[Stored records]
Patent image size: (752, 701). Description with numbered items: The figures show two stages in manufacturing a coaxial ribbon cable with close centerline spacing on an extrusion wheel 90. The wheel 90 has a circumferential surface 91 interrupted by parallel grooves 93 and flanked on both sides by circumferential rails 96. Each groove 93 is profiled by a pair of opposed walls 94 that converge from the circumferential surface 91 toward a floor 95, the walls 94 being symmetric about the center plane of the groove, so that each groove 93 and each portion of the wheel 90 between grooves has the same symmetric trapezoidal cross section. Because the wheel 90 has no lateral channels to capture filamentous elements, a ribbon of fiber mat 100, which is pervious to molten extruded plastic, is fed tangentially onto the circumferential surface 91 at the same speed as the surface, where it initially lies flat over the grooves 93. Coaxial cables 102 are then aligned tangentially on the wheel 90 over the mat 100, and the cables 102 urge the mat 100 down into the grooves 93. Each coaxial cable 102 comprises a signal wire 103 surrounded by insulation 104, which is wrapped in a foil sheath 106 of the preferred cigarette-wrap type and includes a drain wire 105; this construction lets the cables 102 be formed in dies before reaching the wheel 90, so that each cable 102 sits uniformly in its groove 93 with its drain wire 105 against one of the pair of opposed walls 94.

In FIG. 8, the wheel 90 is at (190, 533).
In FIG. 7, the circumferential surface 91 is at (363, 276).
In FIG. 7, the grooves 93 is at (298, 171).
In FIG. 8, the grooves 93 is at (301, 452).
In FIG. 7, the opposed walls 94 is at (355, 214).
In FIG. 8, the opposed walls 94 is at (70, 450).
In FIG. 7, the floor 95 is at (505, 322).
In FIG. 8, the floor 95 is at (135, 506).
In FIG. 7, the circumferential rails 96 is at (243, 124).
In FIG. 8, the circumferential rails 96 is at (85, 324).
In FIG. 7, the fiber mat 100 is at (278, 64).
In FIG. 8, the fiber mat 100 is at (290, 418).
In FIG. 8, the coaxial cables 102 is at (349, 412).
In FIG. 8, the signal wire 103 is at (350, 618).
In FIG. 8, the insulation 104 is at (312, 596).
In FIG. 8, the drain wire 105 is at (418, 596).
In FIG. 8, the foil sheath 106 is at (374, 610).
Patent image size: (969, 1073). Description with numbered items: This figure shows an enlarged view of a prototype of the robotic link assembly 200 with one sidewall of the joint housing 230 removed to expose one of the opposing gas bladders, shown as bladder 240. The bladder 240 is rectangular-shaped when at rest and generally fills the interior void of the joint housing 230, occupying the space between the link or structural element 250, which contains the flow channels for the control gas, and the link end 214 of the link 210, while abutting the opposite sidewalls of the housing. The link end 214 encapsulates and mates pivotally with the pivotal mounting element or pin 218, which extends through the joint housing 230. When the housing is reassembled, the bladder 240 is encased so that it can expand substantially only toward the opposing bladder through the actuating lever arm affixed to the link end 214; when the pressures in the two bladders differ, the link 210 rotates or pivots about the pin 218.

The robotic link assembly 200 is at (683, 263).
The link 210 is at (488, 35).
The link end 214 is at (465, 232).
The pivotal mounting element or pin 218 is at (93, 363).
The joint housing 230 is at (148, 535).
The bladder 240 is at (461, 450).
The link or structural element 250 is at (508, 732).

▶ GIVEN TASK
Copy every line of the material above word for word, changing nothing.

▶ CORRECT OUTPUT
Patent image size: (752, 701). Description with numbered items: The figures show two stages in manufacturing a coaxial ribbon cable with close centerline spacing on an extrusion wheel 90. The wheel 90 has a circumferential surface 91 interrupted by parallel grooves 93 and flanked on both sides by circumferential rails 96. Each groove 93 is profiled by a pair of opposed walls 94 that converge from the circumferential surface 91 toward a floor 95, the walls 94 being symmetric about the center plane of the groove, so that each groove 93 and each portion of the wheel 90 between grooves has the same symmetric trapezoidal cross section. Because the wheel 90 has no lateral channels to capture filamentous elements, a ribbon of fiber mat 100, which is pervious to molten extruded plastic, is fed tangentially onto the circumferential surface 91 at the same speed as the surface, where it initially lies flat over the grooves 93. Coaxial cables 102 are then aligned tangentially on the wheel 90 over the mat 100, and the cables 102 urge the mat 100 down into the grooves 93. Each coaxial cable 102 comprises a signal wire 103 surrounded by insulation 104, which is wrapped in a foil sheath 106 of the preferred cigarette-wrap type and includes a drain wire 105; this construction lets the cables 102 be formed in dies before reaching the wheel 90, so that each cable 102 sits uniformly in its groove 93 with its drain wire 105 against one of the pair of opposed walls 94.

In FIG. 8, the wheel 90 is at (190, 533).
In FIG. 7, the circumferential surface 91 is at (363, 276).
In FIG. 7, the grooves 93 is at (298, 171).
In FIG. 8, the grooves 93 is at (301, 452).
In FIG. 7, the opposed walls 94 is at (355, 214).
In FIG. 8, the opposed walls 94 is at (70, 450).
In FIG. 7, the floor 95 is at (505, 322).
In FIG. 8, the floor 95 is at (135, 506).
In FIG. 7, the circumferential rails 96 is at (243, 124).
In FIG. 8, the circumferential rails 96 is at (85, 324).
In FIG. 7, the fiber mat 100 is at (278, 64).
In FIG. 8, the fiber mat 100 is at (290, 418).
In FIG. 8, the coaxial cables 102 is at (349, 412).
In FIG. 8, the signal wire 103 is at (350, 618).
In FIG. 8, the insulation 104 is at (312, 596).
In FIG. 8, the drain wire 105 is at (418, 596).
In FIG. 8, the foil sheath 106 is at (374, 610).
Patent image size: (969, 1073). Description with numbered items: This figure shows an enlarged view of a prototype of the robotic link assembly 200 with one sidewall of the joint housing 230 removed to expose one of the opposing gas bladders, shown as bladder 240. The bladder 240 is rectangular-shaped when at rest and generally fills the interior void of the joint housing 230, occupying the space between the link or structural element 250, which contains the flow channels for the control gas, and the link end 214 of the link 210, while abutting the opposite sidewalls of the housing. The link end 214 encapsulates and mates pivotally with the pivotal mounting element or pin 218, which extends through the joint housing 230. When the housing is reassembled, the bladder 240 is encased so that it can expand substantially only toward the opposing bladder through the actuating lever arm affixed to the link end 214; when the pressures in the two bladders differ, the link 210 rotates or pivots about the pin 218.

The robotic link assembly 200 is at (683, 263).
The link 210 is at (488, 35).
The link end 214 is at (465, 232).
The pivotal mounting element or pin 218 is at (93, 363).
The joint housing 230 is at (148, 535).
The bladder 240 is at (461, 450).
The link or structural element 250 is at (508, 732).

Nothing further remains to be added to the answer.